TASK INSTRUCTIONS:
Collect from the data below each line with "JSON".
* start TASK MATERIAL *
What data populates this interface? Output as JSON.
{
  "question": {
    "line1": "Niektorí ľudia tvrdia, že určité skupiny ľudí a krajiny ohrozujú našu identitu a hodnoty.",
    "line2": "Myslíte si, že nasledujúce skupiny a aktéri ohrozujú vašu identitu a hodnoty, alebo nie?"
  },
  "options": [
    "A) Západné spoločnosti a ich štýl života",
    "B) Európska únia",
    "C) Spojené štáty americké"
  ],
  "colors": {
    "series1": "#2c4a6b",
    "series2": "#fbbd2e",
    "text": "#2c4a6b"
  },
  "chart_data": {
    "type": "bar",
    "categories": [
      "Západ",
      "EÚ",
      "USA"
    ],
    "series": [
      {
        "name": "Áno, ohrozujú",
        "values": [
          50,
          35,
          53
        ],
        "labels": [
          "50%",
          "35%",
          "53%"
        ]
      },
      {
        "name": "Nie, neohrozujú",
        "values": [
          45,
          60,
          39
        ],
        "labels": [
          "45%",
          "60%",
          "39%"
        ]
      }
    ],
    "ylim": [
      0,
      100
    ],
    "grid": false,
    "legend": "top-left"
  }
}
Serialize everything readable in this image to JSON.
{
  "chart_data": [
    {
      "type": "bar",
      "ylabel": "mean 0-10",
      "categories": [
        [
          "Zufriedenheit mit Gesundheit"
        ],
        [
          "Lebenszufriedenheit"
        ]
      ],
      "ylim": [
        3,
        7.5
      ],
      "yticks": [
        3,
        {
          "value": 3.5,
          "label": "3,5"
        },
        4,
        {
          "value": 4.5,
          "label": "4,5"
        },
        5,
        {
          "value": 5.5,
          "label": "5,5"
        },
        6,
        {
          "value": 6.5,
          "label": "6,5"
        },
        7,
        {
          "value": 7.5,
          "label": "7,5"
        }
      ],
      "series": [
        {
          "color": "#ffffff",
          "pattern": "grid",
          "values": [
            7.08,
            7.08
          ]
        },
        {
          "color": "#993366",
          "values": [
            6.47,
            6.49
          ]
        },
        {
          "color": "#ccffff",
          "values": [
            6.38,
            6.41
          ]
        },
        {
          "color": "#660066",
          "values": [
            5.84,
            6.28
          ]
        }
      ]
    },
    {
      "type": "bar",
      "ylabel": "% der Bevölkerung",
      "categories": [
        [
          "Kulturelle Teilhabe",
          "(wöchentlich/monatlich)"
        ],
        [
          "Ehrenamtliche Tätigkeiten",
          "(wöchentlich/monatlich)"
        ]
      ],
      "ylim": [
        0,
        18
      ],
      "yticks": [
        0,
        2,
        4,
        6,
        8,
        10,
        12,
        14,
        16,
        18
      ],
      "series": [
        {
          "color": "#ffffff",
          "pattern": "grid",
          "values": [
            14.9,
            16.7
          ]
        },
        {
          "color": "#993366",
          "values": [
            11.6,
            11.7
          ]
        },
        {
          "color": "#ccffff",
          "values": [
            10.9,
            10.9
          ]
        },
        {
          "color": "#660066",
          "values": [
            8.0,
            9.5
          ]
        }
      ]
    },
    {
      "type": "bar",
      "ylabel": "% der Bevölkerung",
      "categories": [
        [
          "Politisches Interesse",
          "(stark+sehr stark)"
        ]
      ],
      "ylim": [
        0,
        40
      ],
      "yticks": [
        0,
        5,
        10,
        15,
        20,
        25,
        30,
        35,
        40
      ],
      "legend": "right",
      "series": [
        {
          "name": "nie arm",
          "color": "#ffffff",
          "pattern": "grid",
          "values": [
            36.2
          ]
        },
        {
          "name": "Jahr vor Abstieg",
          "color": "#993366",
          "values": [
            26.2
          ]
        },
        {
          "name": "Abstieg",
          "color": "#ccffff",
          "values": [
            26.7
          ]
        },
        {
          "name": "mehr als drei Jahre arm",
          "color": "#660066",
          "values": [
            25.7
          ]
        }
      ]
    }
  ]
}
* end TASK MATERIAL *
WORKED SOLUTION:
What data populates this interface? Output as JSON.
Serialize everything readable in this image to JSON.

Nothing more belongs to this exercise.